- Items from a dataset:
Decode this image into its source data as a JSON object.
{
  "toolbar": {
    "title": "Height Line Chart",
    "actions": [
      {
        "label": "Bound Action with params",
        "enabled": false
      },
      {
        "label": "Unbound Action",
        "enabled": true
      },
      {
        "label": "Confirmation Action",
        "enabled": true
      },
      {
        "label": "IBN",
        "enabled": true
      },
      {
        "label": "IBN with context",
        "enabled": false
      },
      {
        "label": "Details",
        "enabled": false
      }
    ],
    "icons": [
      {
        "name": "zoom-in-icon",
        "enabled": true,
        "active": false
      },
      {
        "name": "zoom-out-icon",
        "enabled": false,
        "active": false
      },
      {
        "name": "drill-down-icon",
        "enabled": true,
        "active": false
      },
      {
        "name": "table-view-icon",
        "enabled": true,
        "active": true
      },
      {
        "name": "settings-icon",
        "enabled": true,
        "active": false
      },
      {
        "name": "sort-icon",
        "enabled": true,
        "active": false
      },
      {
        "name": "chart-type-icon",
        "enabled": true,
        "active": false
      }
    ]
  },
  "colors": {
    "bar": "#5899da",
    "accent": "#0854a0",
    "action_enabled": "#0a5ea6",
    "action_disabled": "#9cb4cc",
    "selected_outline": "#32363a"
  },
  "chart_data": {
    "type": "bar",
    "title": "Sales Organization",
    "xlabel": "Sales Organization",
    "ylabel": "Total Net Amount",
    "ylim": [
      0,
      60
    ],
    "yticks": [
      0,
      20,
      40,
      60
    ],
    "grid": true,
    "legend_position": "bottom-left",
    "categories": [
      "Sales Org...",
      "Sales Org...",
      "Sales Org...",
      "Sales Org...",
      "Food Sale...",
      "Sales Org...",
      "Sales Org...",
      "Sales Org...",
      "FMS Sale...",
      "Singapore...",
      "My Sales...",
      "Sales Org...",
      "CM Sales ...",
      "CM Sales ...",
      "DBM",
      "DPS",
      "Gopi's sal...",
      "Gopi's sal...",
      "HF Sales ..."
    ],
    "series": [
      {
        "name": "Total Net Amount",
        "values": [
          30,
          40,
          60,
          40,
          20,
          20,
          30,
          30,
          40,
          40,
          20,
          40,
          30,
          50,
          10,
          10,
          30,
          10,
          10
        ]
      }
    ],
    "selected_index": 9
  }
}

- WHAT YOU WILL DO: Return every line from the records above that holds the word "Organization".

- OUTPUT OF THE TASK:
    "title": "Sales Organization",
    "xlabel": "Sales Organization",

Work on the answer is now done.